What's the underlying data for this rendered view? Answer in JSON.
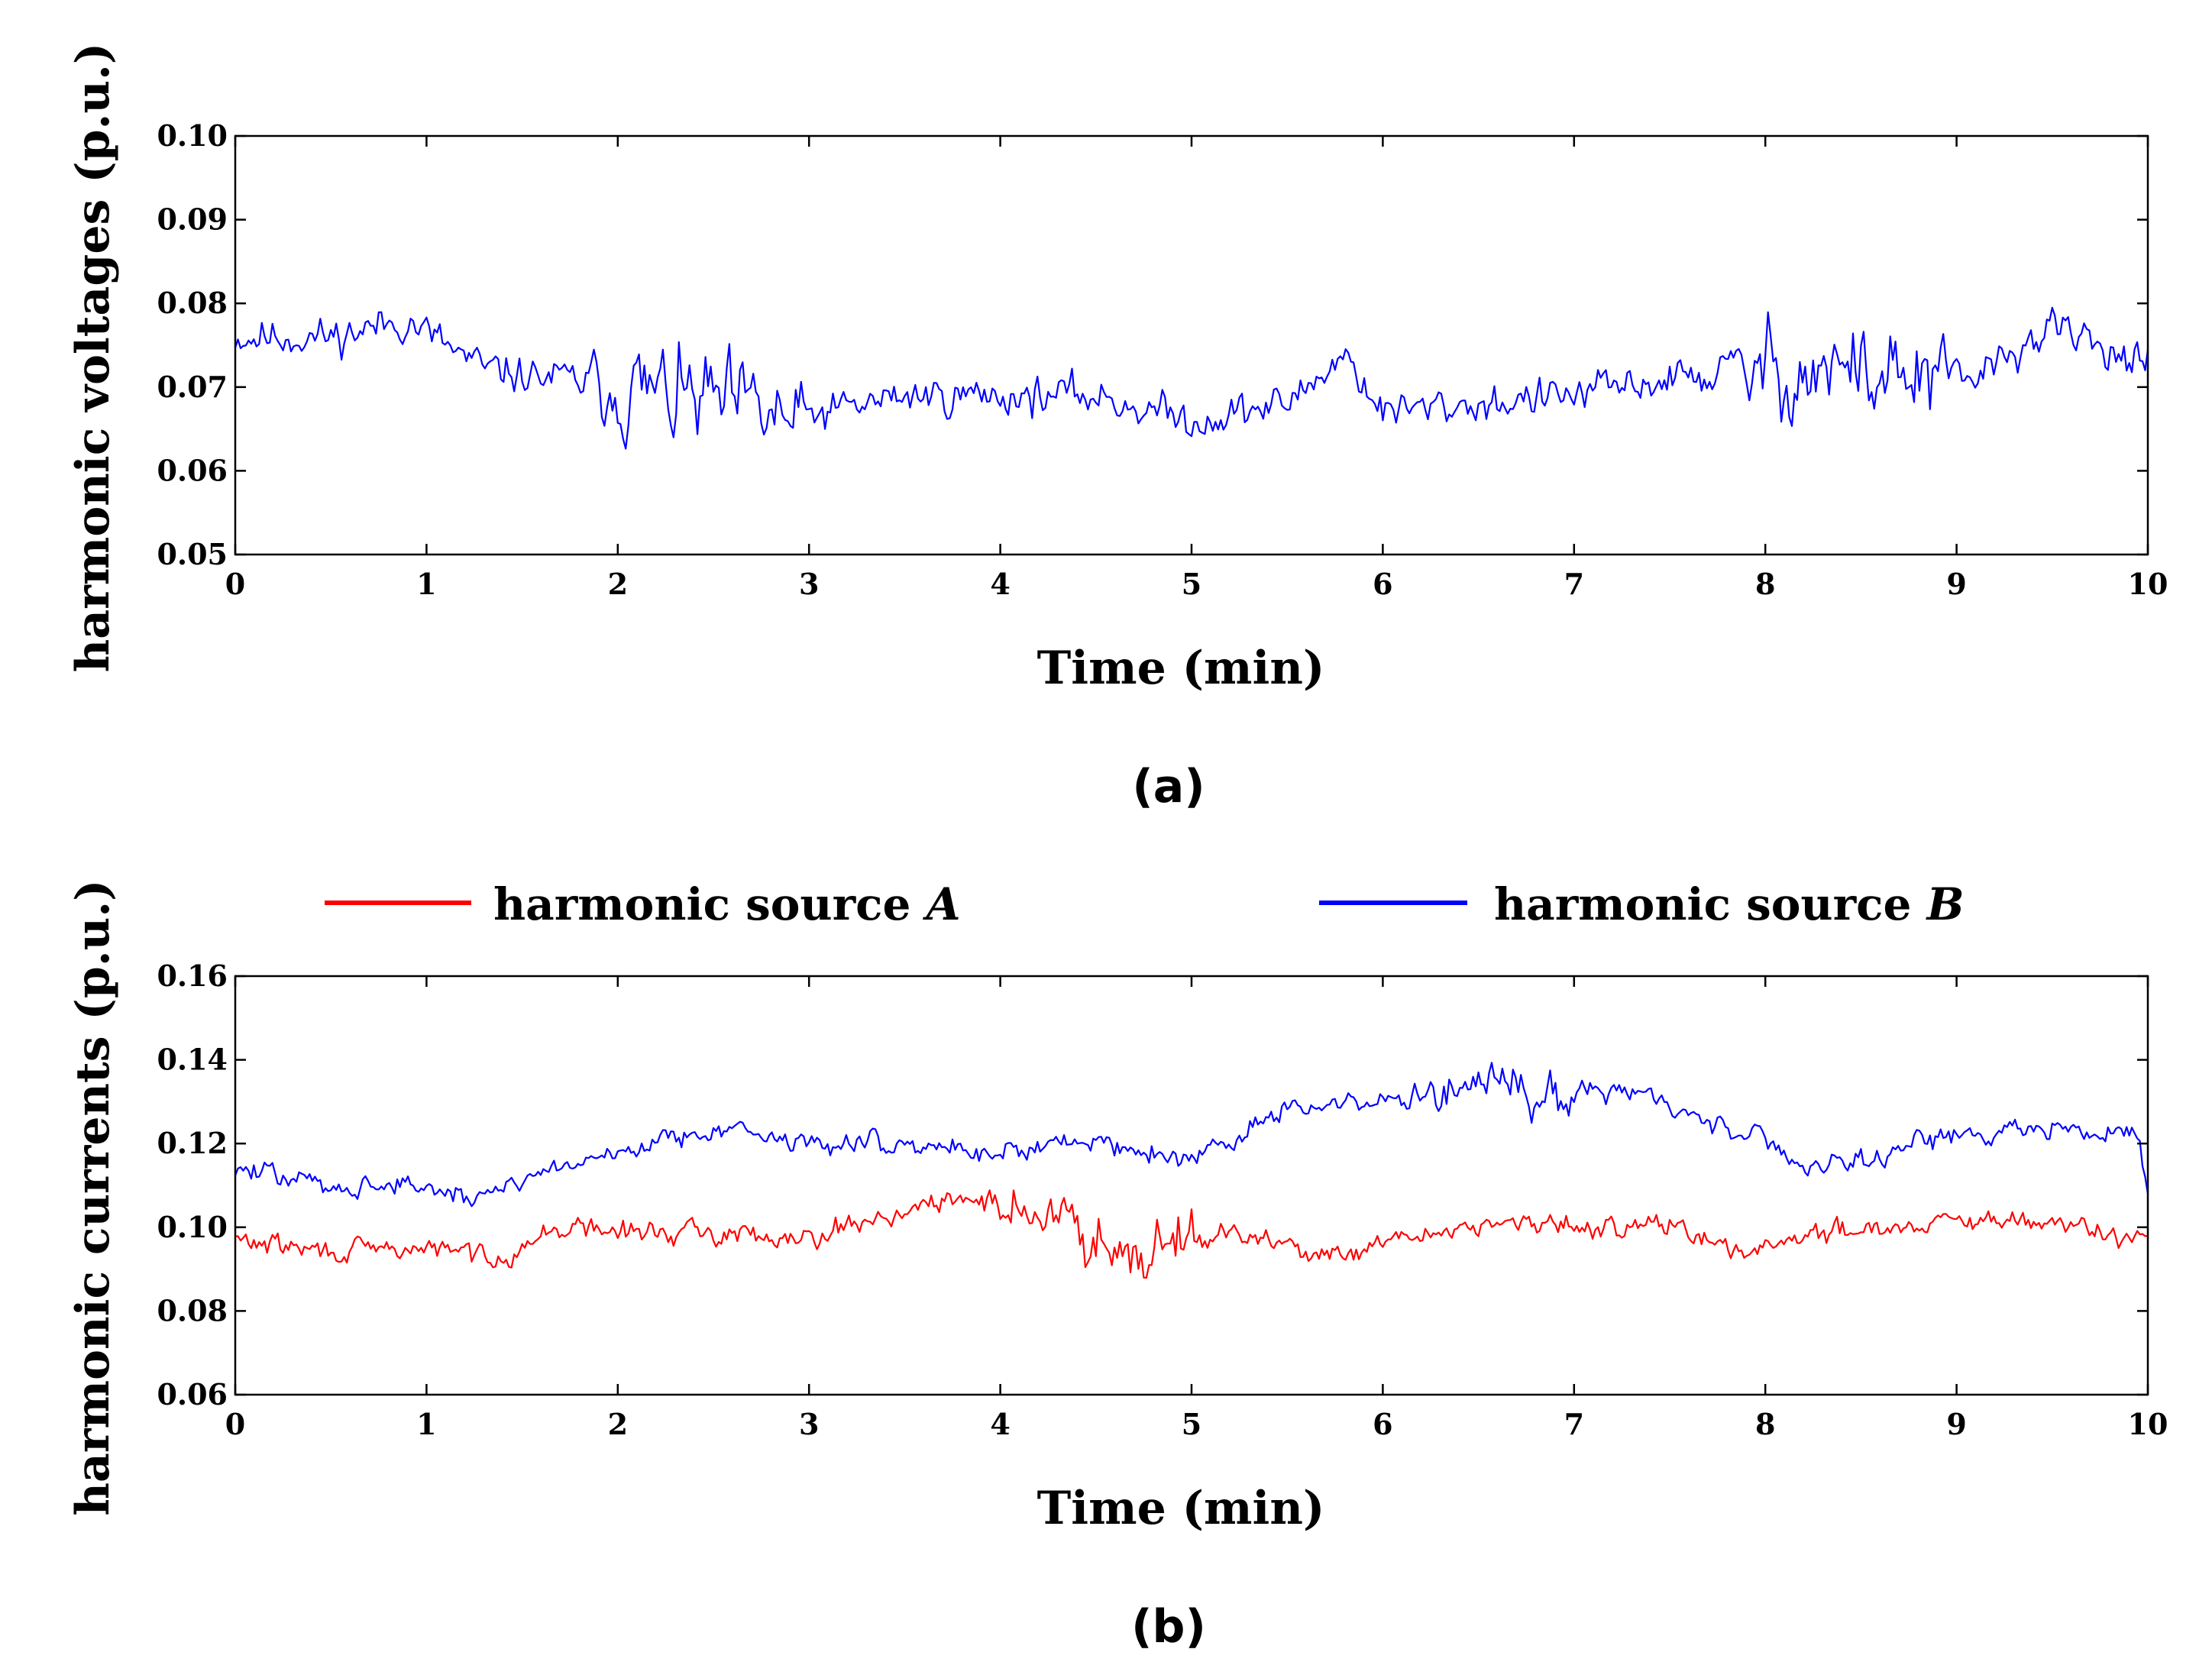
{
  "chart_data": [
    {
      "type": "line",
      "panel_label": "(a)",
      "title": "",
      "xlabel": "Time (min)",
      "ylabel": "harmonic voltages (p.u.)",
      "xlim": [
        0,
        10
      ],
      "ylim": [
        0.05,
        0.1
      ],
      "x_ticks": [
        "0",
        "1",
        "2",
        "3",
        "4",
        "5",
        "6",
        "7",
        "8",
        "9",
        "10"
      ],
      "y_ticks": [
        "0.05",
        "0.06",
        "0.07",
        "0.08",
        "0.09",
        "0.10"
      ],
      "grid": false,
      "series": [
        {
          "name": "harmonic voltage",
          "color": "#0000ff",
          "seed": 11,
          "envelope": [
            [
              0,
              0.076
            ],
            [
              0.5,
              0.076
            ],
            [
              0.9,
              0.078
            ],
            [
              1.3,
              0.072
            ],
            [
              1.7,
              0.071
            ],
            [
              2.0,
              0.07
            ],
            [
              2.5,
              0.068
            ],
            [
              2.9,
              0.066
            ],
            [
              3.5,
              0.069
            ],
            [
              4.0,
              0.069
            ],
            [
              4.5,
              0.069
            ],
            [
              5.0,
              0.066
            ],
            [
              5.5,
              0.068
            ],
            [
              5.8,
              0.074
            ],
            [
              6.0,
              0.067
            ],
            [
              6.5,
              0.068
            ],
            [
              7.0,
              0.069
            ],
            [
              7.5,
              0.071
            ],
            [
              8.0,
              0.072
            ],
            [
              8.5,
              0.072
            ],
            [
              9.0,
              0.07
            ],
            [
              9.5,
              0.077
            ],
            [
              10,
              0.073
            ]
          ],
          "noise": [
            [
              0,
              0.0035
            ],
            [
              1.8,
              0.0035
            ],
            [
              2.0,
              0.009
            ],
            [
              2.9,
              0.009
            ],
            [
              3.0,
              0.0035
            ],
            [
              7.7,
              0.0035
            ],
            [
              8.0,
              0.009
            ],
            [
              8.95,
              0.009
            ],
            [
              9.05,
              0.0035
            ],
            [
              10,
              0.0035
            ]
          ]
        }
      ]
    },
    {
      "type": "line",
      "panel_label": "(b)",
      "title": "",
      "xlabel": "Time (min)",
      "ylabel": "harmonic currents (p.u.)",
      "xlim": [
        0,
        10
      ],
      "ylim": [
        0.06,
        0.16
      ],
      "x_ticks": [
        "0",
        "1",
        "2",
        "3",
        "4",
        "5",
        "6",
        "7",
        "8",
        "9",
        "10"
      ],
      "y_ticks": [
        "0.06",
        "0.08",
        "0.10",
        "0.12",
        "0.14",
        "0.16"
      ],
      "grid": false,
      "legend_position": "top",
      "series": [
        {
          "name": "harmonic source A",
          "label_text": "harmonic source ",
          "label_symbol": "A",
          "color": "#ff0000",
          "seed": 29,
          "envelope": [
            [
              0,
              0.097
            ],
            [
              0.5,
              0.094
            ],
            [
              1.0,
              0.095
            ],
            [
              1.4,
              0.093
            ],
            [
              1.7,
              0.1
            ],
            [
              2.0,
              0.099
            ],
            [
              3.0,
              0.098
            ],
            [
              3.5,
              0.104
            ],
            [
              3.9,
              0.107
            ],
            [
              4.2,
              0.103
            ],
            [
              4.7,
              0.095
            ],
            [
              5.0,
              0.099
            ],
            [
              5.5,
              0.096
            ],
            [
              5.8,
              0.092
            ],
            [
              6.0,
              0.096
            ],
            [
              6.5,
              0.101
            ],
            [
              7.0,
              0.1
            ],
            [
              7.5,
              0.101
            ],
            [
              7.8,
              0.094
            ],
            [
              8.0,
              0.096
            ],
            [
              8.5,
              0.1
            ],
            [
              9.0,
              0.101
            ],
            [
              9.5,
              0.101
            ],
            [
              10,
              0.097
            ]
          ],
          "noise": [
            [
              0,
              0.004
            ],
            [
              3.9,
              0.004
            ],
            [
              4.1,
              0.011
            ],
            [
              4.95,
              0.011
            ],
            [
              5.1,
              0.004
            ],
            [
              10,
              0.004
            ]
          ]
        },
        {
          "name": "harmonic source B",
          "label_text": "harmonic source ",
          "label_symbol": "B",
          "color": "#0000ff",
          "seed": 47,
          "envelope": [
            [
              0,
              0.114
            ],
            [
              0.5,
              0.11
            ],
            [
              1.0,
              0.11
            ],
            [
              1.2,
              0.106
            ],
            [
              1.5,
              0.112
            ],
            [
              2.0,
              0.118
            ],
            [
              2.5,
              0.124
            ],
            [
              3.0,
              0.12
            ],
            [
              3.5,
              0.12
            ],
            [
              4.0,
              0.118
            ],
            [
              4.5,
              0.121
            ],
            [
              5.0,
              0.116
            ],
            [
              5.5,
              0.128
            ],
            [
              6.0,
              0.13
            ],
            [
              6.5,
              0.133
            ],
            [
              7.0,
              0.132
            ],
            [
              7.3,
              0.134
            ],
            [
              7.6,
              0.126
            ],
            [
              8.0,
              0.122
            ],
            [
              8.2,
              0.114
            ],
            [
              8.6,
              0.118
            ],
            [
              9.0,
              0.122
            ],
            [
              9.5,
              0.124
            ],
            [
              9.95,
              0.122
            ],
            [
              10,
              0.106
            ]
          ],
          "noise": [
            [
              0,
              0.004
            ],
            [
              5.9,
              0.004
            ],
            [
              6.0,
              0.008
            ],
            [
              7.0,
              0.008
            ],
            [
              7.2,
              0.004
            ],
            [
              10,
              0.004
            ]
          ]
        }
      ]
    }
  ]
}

• _Short exercise_
Repeat the material above in full and exactly, omitting the pictures.

• _In response_
What's the underlying data for this rendered view? Answer in JSON.
{
  "chart_data": [
    {
      "type": "line",
      "panel_label": "(a)",
      "title": "",
      "xlabel": "Time (min)",
      "ylabel": "harmonic voltages (p.u.)",
      "xlim": [
        0,
        10
      ],
      "ylim": [
        0.05,
        0.1
      ],
      "x_ticks": [
        "0",
        "1",
        "2",
        "3",
        "4",
        "5",
        "6",
        "7",
        "8",
        "9",
        "10"
      ],
      "y_ticks": [
        "0.05",
        "0.06",
        "0.07",
        "0.08",
        "0.09",
        "0.10"
      ],
      "grid": false,
      "series": [
        {
          "name": "harmonic voltage",
          "color": "#0000ff",
          "seed": 11,
          "envelope": [
            [
              0,
              0.076
            ],
            [
              0.5,
              0.076
            ],
            [
              0.9,
              0.078
            ],
            [
              1.3,
              0.072
            ],
            [
              1.7,
              0.071
            ],
            [
              2.0,
              0.07
            ],
            [
              2.5,
              0.068
            ],
            [
              2.9,
              0.066
            ],
            [
              3.5,
              0.069
            ],
            [
              4.0,
              0.069
            ],
            [
              4.5,
              0.069
            ],
            [
              5.0,
              0.066
            ],
            [
              5.5,
              0.068
            ],
            [
              5.8,
              0.074
            ],
            [
              6.0,
              0.067
            ],
            [
              6.5,
              0.068
            ],
            [
              7.0,
              0.069
            ],
            [
              7.5,
              0.071
            ],
            [
              8.0,
              0.072
            ],
            [
              8.5,
              0.072
            ],
            [
              9.0,
              0.07
            ],
            [
              9.5,
              0.077
            ],
            [
              10,
              0.073
            ]
          ],
          "noise": [
            [
              0,
              0.0035
            ],
            [
              1.8,
              0.0035
            ],
            [
              2.0,
              0.009
            ],
            [
              2.9,
              0.009
            ],
            [
              3.0,
              0.0035
            ],
            [
              7.7,
              0.0035
            ],
            [
              8.0,
              0.009
            ],
            [
              8.95,
              0.009
            ],
            [
              9.05,
              0.0035
            ],
            [
              10,
              0.0035
            ]
          ]
        }
      ]
    },
    {
      "type": "line",
      "panel_label": "(b)",
      "title": "",
      "xlabel": "Time (min)",
      "ylabel": "harmonic currents (p.u.)",
      "xlim": [
        0,
        10
      ],
      "ylim": [
        0.06,
        0.16
      ],
      "x_ticks": [
        "0",
        "1",
        "2",
        "3",
        "4",
        "5",
        "6",
        "7",
        "8",
        "9",
        "10"
      ],
      "y_ticks": [
        "0.06",
        "0.08",
        "0.10",
        "0.12",
        "0.14",
        "0.16"
      ],
      "grid": false,
      "legend_position": "top",
      "series": [
        {
          "name": "harmonic source A",
          "label_text": "harmonic source ",
          "label_symbol": "A",
          "color": "#ff0000",
          "seed": 29,
          "envelope": [
            [
              0,
              0.097
            ],
            [
              0.5,
              0.094
            ],
            [
              1.0,
              0.095
            ],
            [
              1.4,
              0.093
            ],
            [
              1.7,
              0.1
            ],
            [
              2.0,
              0.099
            ],
            [
              3.0,
              0.098
            ],
            [
              3.5,
              0.104
            ],
            [
              3.9,
              0.107
            ],
            [
              4.2,
              0.103
            ],
            [
              4.7,
              0.095
            ],
            [
              5.0,
              0.099
            ],
            [
              5.5,
              0.096
            ],
            [
              5.8,
              0.092
            ],
            [
              6.0,
              0.096
            ],
            [
              6.5,
              0.101
            ],
            [
              7.0,
              0.1
            ],
            [
              7.5,
              0.101
            ],
            [
              7.8,
              0.094
            ],
            [
              8.0,
              0.096
            ],
            [
              8.5,
              0.1
            ],
            [
              9.0,
              0.101
            ],
            [
              9.5,
              0.101
            ],
            [
              10,
              0.097
            ]
          ],
          "noise": [
            [
              0,
              0.004
            ],
            [
              3.9,
              0.004
            ],
            [
              4.1,
              0.011
            ],
            [
              4.95,
              0.011
            ],
            [
              5.1,
              0.004
            ],
            [
              10,
              0.004
            ]
          ]
        },
        {
          "name": "harmonic source B",
          "label_text": "harmonic source ",
          "label_symbol": "B",
          "color": "#0000ff",
          "seed": 47,
          "envelope": [
            [
              0,
              0.114
            ],
            [
              0.5,
              0.11
            ],
            [
              1.0,
              0.11
            ],
            [
              1.2,
              0.106
            ],
            [
              1.5,
              0.112
            ],
            [
              2.0,
              0.118
            ],
            [
              2.5,
              0.124
            ],
            [
              3.0,
              0.12
            ],
            [
              3.5,
              0.12
            ],
            [
              4.0,
              0.118
            ],
            [
              4.5,
              0.121
            ],
            [
              5.0,
              0.116
            ],
            [
              5.5,
              0.128
            ],
            [
              6.0,
              0.13
            ],
            [
              6.5,
              0.133
            ],
            [
              7.0,
              0.132
            ],
            [
              7.3,
              0.134
            ],
            [
              7.6,
              0.126
            ],
            [
              8.0,
              0.122
            ],
            [
              8.2,
              0.114
            ],
            [
              8.6,
              0.118
            ],
            [
              9.0,
              0.122
            ],
            [
              9.5,
              0.124
            ],
            [
              9.95,
              0.122
            ],
            [
              10,
              0.106
            ]
          ],
          "noise": [
            [
              0,
              0.004
            ],
            [
              5.9,
              0.004
            ],
            [
              6.0,
              0.008
            ],
            [
              7.0,
              0.008
            ],
            [
              7.2,
              0.004
            ],
            [
              10,
              0.004
            ]
          ]
        }
      ]
    }
  ]
}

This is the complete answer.